▶ **Exercise directions**:
The data below should be printed in full, exactly, and without any of its images.

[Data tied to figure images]
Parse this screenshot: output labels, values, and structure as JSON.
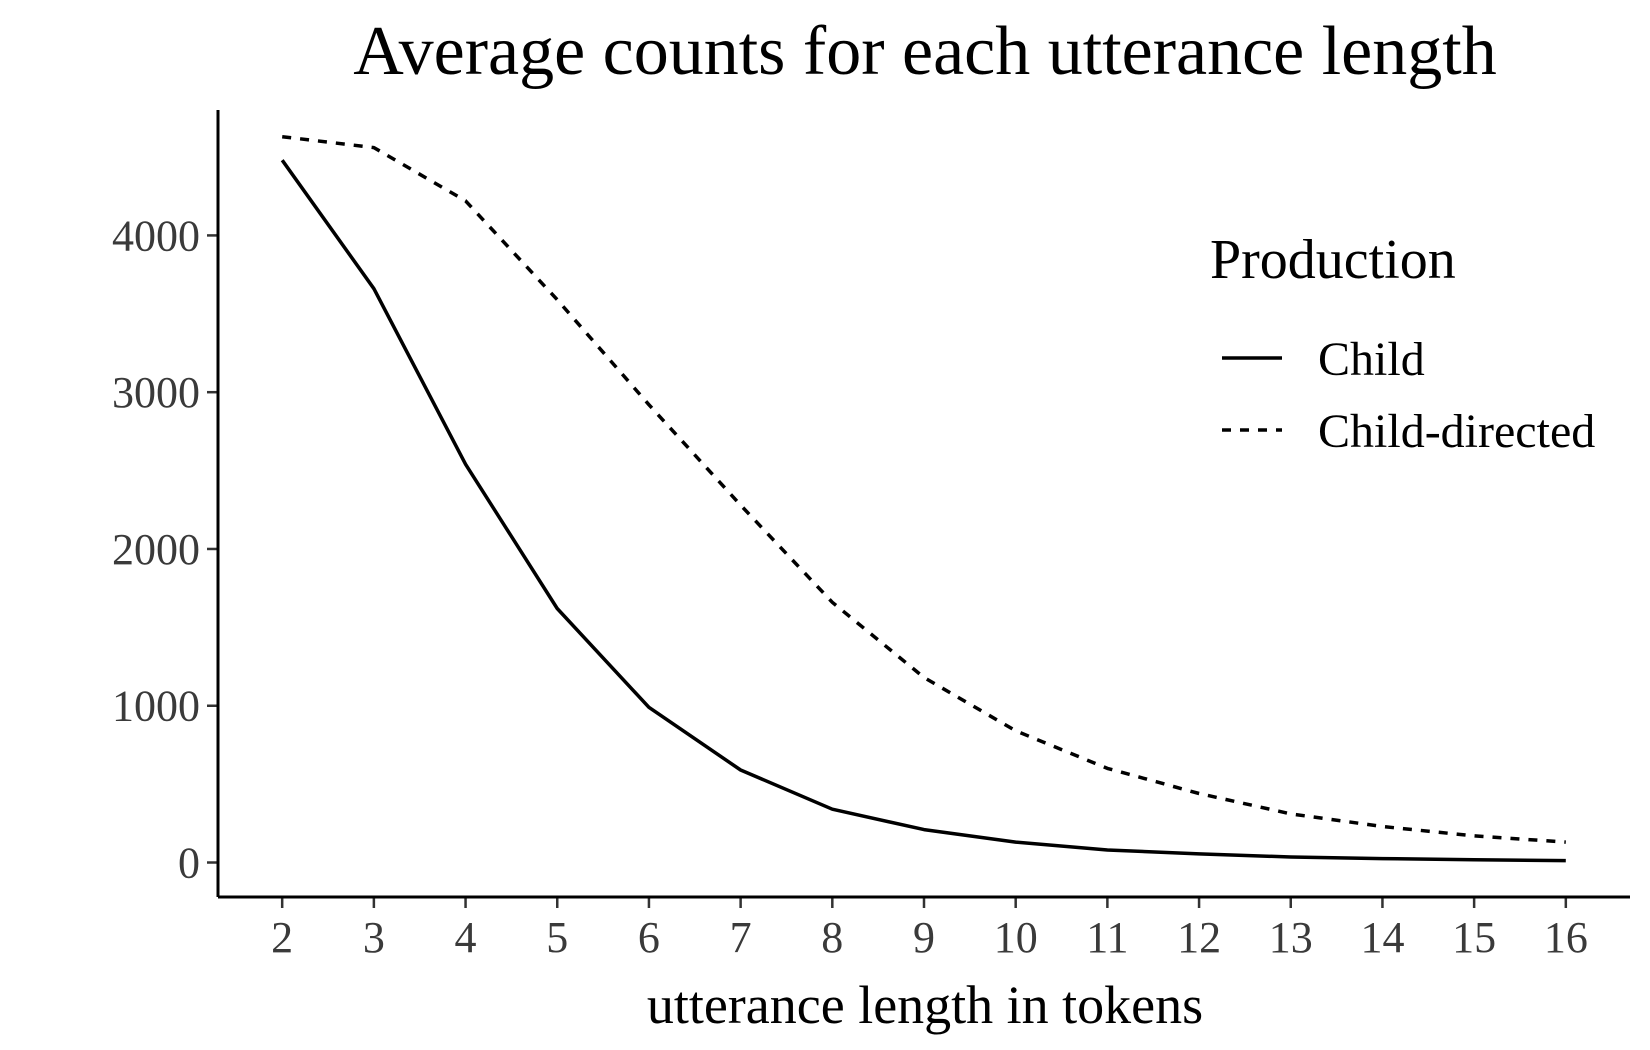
{
  "chart_data": {
    "type": "line",
    "title": "Average counts for each utterance length",
    "xlabel": "utterance length in tokens",
    "ylabel": "",
    "x": [
      2,
      3,
      4,
      5,
      6,
      7,
      8,
      9,
      10,
      11,
      12,
      13,
      14,
      15,
      16
    ],
    "xticks": [
      2,
      3,
      4,
      5,
      6,
      7,
      8,
      9,
      10,
      11,
      12,
      13,
      14,
      15,
      16
    ],
    "yticks": [
      0,
      1000,
      2000,
      3000,
      4000
    ],
    "xlim": [
      1.3,
      16.7
    ],
    "ylim": [
      -220,
      4800
    ],
    "grid": false,
    "legend": {
      "title": "Production",
      "position": "top-right"
    },
    "series": [
      {
        "name": "Child",
        "style": "solid",
        "color": "#000000",
        "values": [
          4480,
          3660,
          2540,
          1620,
          990,
          590,
          340,
          210,
          130,
          80,
          55,
          35,
          25,
          18,
          12
        ]
      },
      {
        "name": "Child-directed",
        "style": "dashed",
        "color": "#000000",
        "values": [
          4630,
          4560,
          4220,
          3590,
          2920,
          2280,
          1660,
          1180,
          840,
          600,
          440,
          310,
          230,
          170,
          130
        ]
      }
    ]
  }
}
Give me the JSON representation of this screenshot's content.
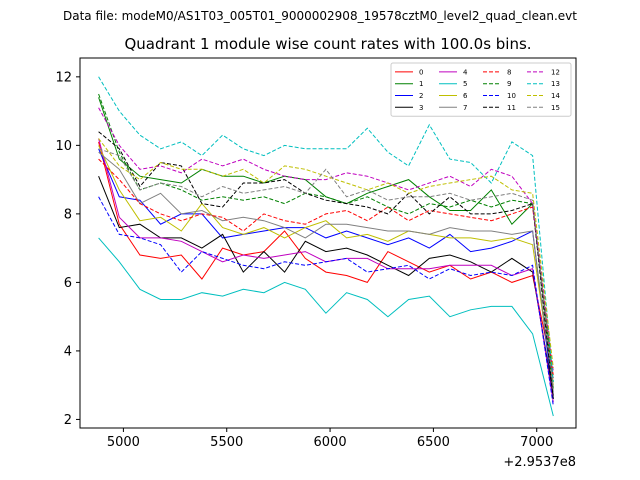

▶ **Expected answer**:
Parse this screenshot: output labels, values, and structure as JSON.
{
  "chart_data": {
    "type": "line",
    "title": "Average counts for each utterance length",
    "xlabel": "utterance length in tokens",
    "ylabel": "",
    "x": [
      2,
      3,
      4,
      5,
      6,
      7,
      8,
      9,
      10,
      11,
      12,
      13,
      14,
      15,
      16
    ],
    "xticks": [
      2,
      3,
      4,
      5,
      6,
      7,
      8,
      9,
      10,
      11,
      12,
      13,
      14,
      15,
      16
    ],
    "yticks": [
      0,
      1000,
      2000,
      3000,
      4000
    ],
    "xlim": [
      1.3,
      16.7
    ],
    "ylim": [
      -220,
      4800
    ],
    "grid": false,
    "legend": {
      "title": "Production",
      "position": "top-right"
    },
    "series": [
      {
        "name": "Child",
        "style": "solid",
        "color": "#000000",
        "values": [
          4480,
          3660,
          2540,
          1620,
          990,
          590,
          340,
          210,
          130,
          80,
          55,
          35,
          25,
          18,
          12
        ]
      },
      {
        "name": "Child-directed",
        "style": "dashed",
        "color": "#000000",
        "values": [
          4630,
          4560,
          4220,
          3590,
          2920,
          2280,
          1660,
          1180,
          840,
          600,
          440,
          310,
          230,
          170,
          130
        ]
      }
    ]
  }
}
Give me the JSON representation of this screenshot's content.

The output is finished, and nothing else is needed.